Data entries for graphics
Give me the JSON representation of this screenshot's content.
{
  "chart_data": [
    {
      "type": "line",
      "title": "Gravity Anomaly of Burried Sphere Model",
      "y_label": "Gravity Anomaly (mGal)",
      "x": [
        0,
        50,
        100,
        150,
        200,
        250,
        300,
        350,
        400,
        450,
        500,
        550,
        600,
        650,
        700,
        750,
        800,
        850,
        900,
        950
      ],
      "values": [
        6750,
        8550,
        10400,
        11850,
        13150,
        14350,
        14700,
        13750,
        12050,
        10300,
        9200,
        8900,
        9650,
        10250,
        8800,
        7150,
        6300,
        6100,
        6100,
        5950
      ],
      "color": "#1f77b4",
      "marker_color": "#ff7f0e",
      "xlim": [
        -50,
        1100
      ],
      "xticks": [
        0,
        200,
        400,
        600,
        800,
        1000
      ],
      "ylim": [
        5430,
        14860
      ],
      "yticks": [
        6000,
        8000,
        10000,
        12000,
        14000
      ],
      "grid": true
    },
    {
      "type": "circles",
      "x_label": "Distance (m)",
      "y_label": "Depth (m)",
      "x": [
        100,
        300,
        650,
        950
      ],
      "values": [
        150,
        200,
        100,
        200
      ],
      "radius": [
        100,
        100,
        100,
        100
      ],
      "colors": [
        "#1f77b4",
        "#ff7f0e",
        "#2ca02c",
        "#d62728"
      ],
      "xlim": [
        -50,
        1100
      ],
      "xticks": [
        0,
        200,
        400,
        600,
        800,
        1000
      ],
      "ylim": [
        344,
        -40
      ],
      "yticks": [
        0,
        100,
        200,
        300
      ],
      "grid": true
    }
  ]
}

Instruction
Repeat the data above, word for word.

Exercise answer
Give me the JSON representation of this screenshot's content.
{
  "chart_data": [
    {
      "type": "line",
      "title": "Gravity Anomaly of Burried Sphere Model",
      "y_label": "Gravity Anomaly (mGal)",
      "x": [
        0,
        50,
        100,
        150,
        200,
        250,
        300,
        350,
        400,
        450,
        500,
        550,
        600,
        650,
        700,
        750,
        800,
        850,
        900,
        950
      ],
      "values": [
        6750,
        8550,
        10400,
        11850,
        13150,
        14350,
        14700,
        13750,
        12050,
        10300,
        9200,
        8900,
        9650,
        10250,
        8800,
        7150,
        6300,
        6100,
        6100,
        5950
      ],
      "color": "#1f77b4",
      "marker_color": "#ff7f0e",
      "xlim": [
        -50,
        1100
      ],
      "xticks": [
        0,
        200,
        400,
        600,
        800,
        1000
      ],
      "ylim": [
        5430,
        14860
      ],
      "yticks": [
        6000,
        8000,
        10000,
        12000,
        14000
      ],
      "grid": true
    },
    {
      "type": "circles",
      "x_label": "Distance (m)",
      "y_label": "Depth (m)",
      "x": [
        100,
        300,
        650,
        950
      ],
      "values": [
        150,
        200,
        100,
        200
      ],
      "radius": [
        100,
        100,
        100,
        100
      ],
      "colors": [
        "#1f77b4",
        "#ff7f0e",
        "#2ca02c",
        "#d62728"
      ],
      "xlim": [
        -50,
        1100
      ],
      "xticks": [
        0,
        200,
        400,
        600,
        800,
        1000
      ],
      "ylim": [
        344,
        -40
      ],
      "yticks": [
        0,
        100,
        200,
        300
      ],
      "grid": true
    }
  ]
}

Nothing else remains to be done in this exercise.